▶ **To do**:
[a] In the forum post below about sending a Foxtel signal to an outdoor TV, what problem has the poster heard can affect 2.4GHz wireless video senders?
[b] Write the next part of the forum thread below about sending a Foxtel signal to an outdoor TV, picking up after its final line.
— start Excerpted text —
# Forum Home Renovation Television, Computers & Phones  Video Sender for Foxtel (Lounge to Outdoor TV)

## dabba

Im in the process of installing a TV outside under a pergola (shielded from the weather). There will be a GPO provided near to where the TV will be mounted.
Can anyone recomend what system/supplier to use for transmitting a foxtel signal from another tv/foxtel box in the house? (to avoid a second foxtel box) 
There appears to be plenty of options on the web, some function better than others. Options being:   Wirless Video Sender (RCA) 2.4GHz - Ive heard that wirless networks in the house can interfere with this type of frequency.As above (5.8GHz) - Better connectivity but a lot more pricey!Cabled - Pain to install the wires (might have to go through the roof void, then out through the roof in some form of protective conduit). 
Any ideas?
— end Excerpted text —
— start Given data —
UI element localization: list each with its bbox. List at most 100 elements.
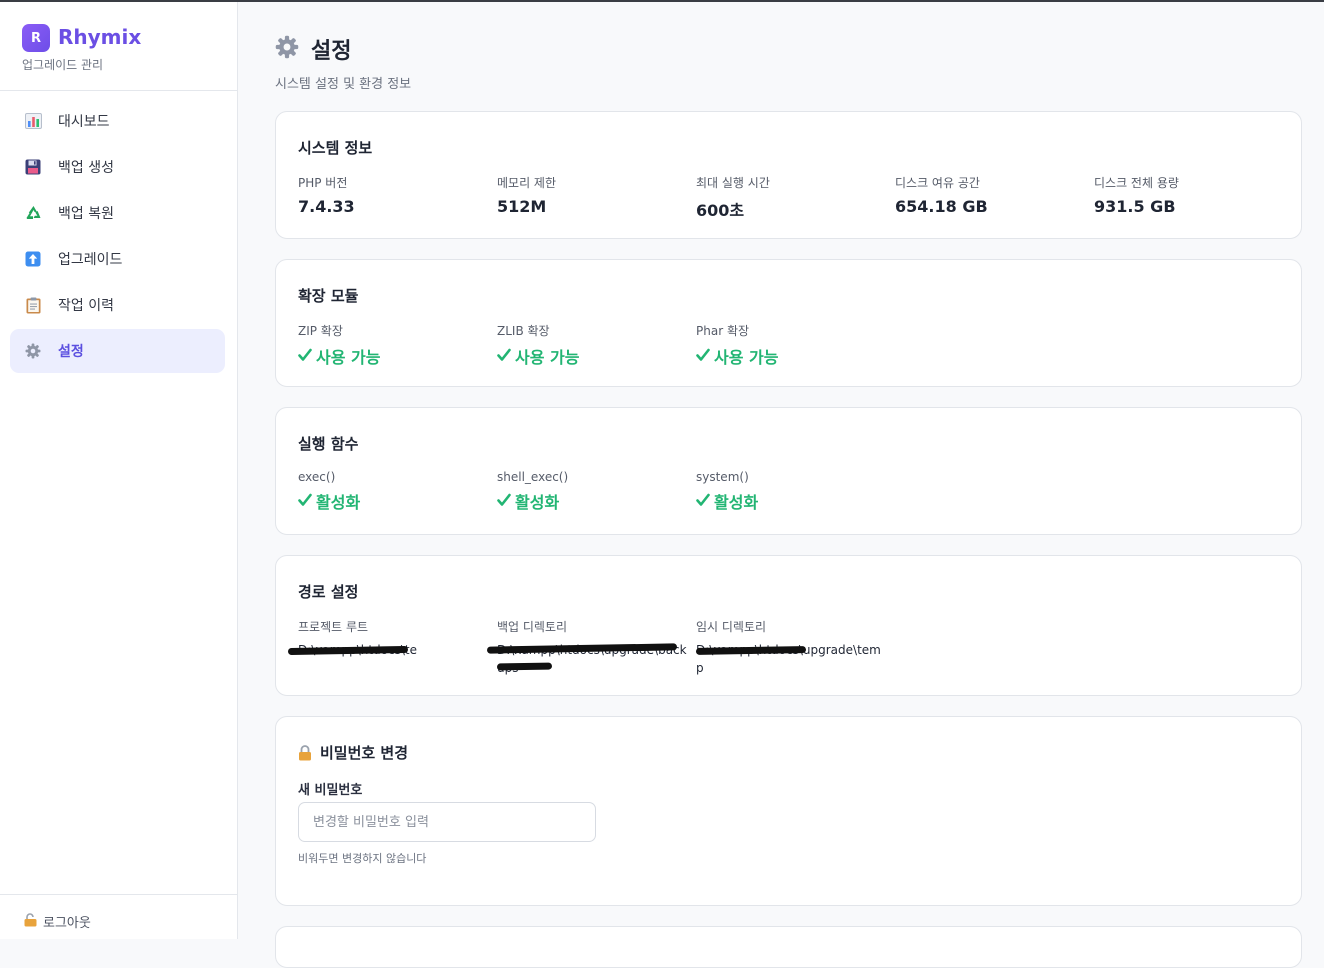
— end Given data —
▶ **The answers**:
[a] Wireless networks in the house can interfere with that frequency.

[b]
Cheers

----------


## Gaza

I have had a jaycar one for about 7 yrs no problems at all think was under 100 bucks only thing I suggest is buy a second foxtel remote to save having to go get it from other room.

----------


## Random Username

Torrents????

----------


## FreeTV

> There appears to be plenty of options on the web, some function better than others. Options being:   Wirless Video Sender (RCA) 2.4GHz - Ive heard that wirless networks in the house can interfere with this type of frequency.As above (5.8GHz) - Better connectivity but a lot more pricey!Cabled - Pain to install the wires (might have to go through the roof void, then out through the roof in some form of protective conduit).  
> Any ideas?
> Cheers

  2.4 will cause drop outs,,, 2.4 is a open feq and is used by cordless phones, baby monitors, wi fi if you have it and any of your neighbors also.  Really it will piss you off the first night ! 
Go the 5.8 you'll get a few years out of it.

----------


## Uncle Bob

I want to do the same. I'm thinking about about a vulkano Monsoon Multimedia Vulkano - Watch and control your TV from anywhere
You will need a wired or wireless network at both ends though, but it can do so much more that a plain AV sender for not much more $

----------


## dabba

> Torrents????

  Sorry...
torrents..?? (excuse my naivety..)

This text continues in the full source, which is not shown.